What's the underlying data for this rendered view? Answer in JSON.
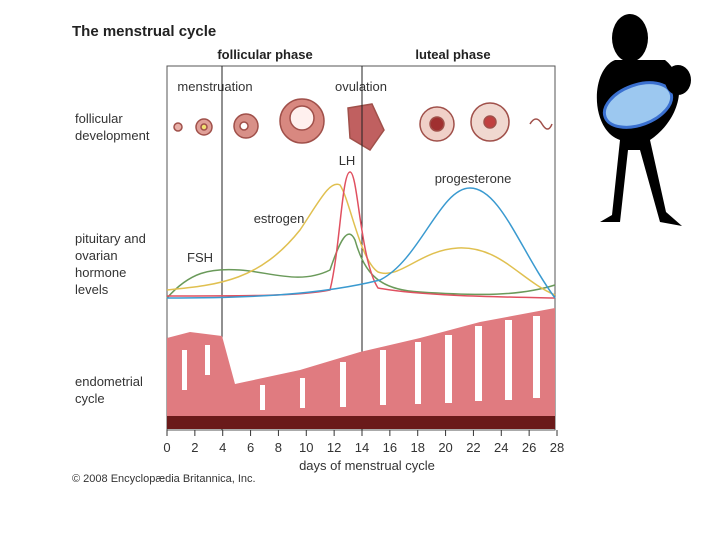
{
  "title": "The menstrual cycle",
  "phases": [
    "follicular phase",
    "luteal phase"
  ],
  "row_labels": [
    [
      "follicular",
      "development"
    ],
    [
      "pituitary and",
      "ovarian",
      "hormone",
      "levels"
    ],
    [
      "endometrial",
      "cycle"
    ]
  ],
  "stage_labels": [
    "menstruation",
    "ovulation"
  ],
  "curve_labels": [
    "LH",
    "progesterone",
    "estrogen",
    "FSH"
  ],
  "x_axis": {
    "ticks": [
      0,
      2,
      4,
      6,
      8,
      10,
      12,
      14,
      16,
      18,
      20,
      22,
      24,
      26,
      28
    ],
    "label": "days of menstrual cycle"
  },
  "copyright": "© 2008 Encyclopædia Britannica, Inc."
}
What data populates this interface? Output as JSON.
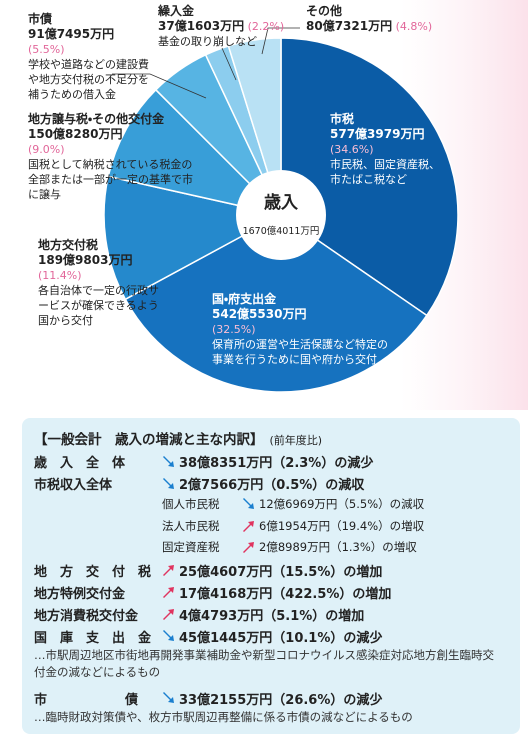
{
  "chart_data": {
    "type": "pie",
    "title": "歳入",
    "total": "1670億4011万円",
    "categories": [
      "市税",
      "国・府支出金",
      "地方交付税",
      "地方譲与税・その他交付金",
      "市債",
      "繰入金",
      "その他"
    ],
    "amounts": [
      "577億3979万円",
      "542億5530万円",
      "189億9803万円",
      "150億8280万円",
      "91億7495万円",
      "37億1603万円",
      "80億7321万円"
    ],
    "values": [
      34.6,
      32.5,
      11.4,
      9.0,
      5.5,
      2.2,
      4.8
    ],
    "value_labels": [
      "(34.6%)",
      "(32.5%)",
      "(11.4%)",
      "(9.0%)",
      "(5.5%)",
      "(2.2%)",
      "(4.8%)"
    ],
    "descriptions": [
      [
        "市民税、固定資産税、",
        "市たばこ税など"
      ],
      [
        "保育所の運営や生活保護など特定の",
        "事業を行うために国や府から交付"
      ],
      [
        "各自治体で一定の行政サ",
        "ービスが確保できるよう",
        "国から交付"
      ],
      [
        "国税として納税されている税金の",
        "全部または一部が一定の基準で市",
        "に譲与"
      ],
      [
        "学校や道路などの建設費",
        "や地方交付税の不足分を",
        "補うための借入金"
      ],
      [
        "基金の取り崩しなど"
      ],
      []
    ],
    "colors": [
      "#0b5ca6",
      "#1672bf",
      "#2589cc",
      "#389ed8",
      "#57b4e3",
      "#8ccdee",
      "#b9e1f4"
    ]
  },
  "breakdown": {
    "title": "【一般会計　歳入の増減と主な内訳】",
    "subtitle": "(前年度比)",
    "rows": [
      {
        "label": "歳　入　全　体",
        "trend": "down",
        "text": "38億8351万円（2.3%）の減少"
      },
      {
        "label": "市税収入全体",
        "trend": "down",
        "text": "2億7566万円（0.5%）の減収"
      },
      {
        "label": "個人市民税",
        "trend": "down",
        "text": "12億6969万円（5.5%）の減収",
        "sub": true
      },
      {
        "label": "法人市民税",
        "trend": "up",
        "text": "6億1954万円（19.4%）の増収",
        "sub": true
      },
      {
        "label": "固定資産税",
        "trend": "up",
        "text": "2億8989万円（1.3%）の増収",
        "sub": true
      },
      {
        "label": "地　方　交　付　税",
        "trend": "up",
        "text": "25億4607万円（15.5%）の増加"
      },
      {
        "label": "地方特例交付金",
        "trend": "up",
        "text": "17億4168万円（422.5%）の増加"
      },
      {
        "label": "地方消費税交付金",
        "trend": "up",
        "text": "4億4793万円（5.1%）の増加"
      },
      {
        "label": "国　庫　支　出　金",
        "trend": "down",
        "text": "45億1445万円（10.1%）の減少",
        "note": "…市駅周辺地区市街地再開発事業補助金や新型コロナウイルス感染症対応地方創生臨時交付金の減などによるもの"
      },
      {
        "label": "市　　　　　　債",
        "trend": "down",
        "text": "33億2155万円（26.6%）の減少",
        "note": "…臨時財政対策債や、枚方市駅周辺再整備に係る市債の減などによるもの"
      }
    ]
  }
}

Task: Pick out and copy every line that contains the word "menstrual".

Written response:
  "title": "The menstrual cycle",
    "label": "days of menstrual cycle"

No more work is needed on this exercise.